*** Dataset records

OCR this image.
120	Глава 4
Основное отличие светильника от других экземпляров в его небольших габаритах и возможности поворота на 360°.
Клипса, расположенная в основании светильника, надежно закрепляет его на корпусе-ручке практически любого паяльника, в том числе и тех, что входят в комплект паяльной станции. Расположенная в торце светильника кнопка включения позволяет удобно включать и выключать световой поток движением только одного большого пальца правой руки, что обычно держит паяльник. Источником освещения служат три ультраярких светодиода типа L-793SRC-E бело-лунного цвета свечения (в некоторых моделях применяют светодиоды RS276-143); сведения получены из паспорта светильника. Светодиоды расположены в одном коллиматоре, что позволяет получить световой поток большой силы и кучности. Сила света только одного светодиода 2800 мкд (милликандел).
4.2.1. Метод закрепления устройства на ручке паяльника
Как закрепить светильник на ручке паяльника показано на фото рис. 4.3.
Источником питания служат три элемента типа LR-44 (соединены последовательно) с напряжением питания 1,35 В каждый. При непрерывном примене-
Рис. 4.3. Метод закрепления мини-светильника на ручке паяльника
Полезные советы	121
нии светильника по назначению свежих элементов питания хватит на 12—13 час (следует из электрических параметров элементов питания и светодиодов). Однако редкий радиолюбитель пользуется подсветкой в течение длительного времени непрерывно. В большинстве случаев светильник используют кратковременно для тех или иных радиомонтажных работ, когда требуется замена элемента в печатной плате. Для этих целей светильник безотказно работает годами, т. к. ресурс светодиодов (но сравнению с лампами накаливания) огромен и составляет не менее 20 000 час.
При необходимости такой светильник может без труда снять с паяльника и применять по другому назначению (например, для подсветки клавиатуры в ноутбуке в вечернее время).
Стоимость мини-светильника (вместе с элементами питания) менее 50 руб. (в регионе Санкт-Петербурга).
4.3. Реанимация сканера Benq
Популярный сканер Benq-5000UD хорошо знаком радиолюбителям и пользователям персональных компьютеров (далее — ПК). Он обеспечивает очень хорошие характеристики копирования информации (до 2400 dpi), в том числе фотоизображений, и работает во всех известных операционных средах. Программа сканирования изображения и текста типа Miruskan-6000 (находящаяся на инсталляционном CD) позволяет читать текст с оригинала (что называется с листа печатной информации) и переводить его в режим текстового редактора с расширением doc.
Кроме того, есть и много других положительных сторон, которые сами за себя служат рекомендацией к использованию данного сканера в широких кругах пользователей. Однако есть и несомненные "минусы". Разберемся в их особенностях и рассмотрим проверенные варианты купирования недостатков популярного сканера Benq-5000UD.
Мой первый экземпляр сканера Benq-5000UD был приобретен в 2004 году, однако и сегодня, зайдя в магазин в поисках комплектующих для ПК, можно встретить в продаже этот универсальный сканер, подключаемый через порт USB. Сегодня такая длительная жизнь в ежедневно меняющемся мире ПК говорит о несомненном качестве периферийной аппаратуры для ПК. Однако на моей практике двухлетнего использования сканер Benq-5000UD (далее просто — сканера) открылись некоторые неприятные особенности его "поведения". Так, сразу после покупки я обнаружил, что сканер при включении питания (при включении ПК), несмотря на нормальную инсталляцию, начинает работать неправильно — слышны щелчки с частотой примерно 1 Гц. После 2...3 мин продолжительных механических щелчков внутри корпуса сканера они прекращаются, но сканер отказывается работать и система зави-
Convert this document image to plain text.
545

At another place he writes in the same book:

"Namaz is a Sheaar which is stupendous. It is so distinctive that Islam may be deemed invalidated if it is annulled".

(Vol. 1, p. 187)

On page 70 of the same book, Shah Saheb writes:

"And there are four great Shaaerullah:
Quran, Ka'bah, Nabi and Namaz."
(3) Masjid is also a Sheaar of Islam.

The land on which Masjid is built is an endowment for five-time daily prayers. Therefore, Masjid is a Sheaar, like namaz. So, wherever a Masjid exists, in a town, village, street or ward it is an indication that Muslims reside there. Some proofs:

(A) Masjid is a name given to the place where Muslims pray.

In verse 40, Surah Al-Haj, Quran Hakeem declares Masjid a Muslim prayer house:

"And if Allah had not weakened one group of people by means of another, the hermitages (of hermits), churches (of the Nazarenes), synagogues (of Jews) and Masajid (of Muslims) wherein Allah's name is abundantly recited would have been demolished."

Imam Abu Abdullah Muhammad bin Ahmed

******

#### Goal of the exercise:
Your task is to pick out every line with the string "writes" and copy it.

#### Response for this exercise:
At another place he writes in the same book:
On page 70 of the same book, Shah Saheb writes:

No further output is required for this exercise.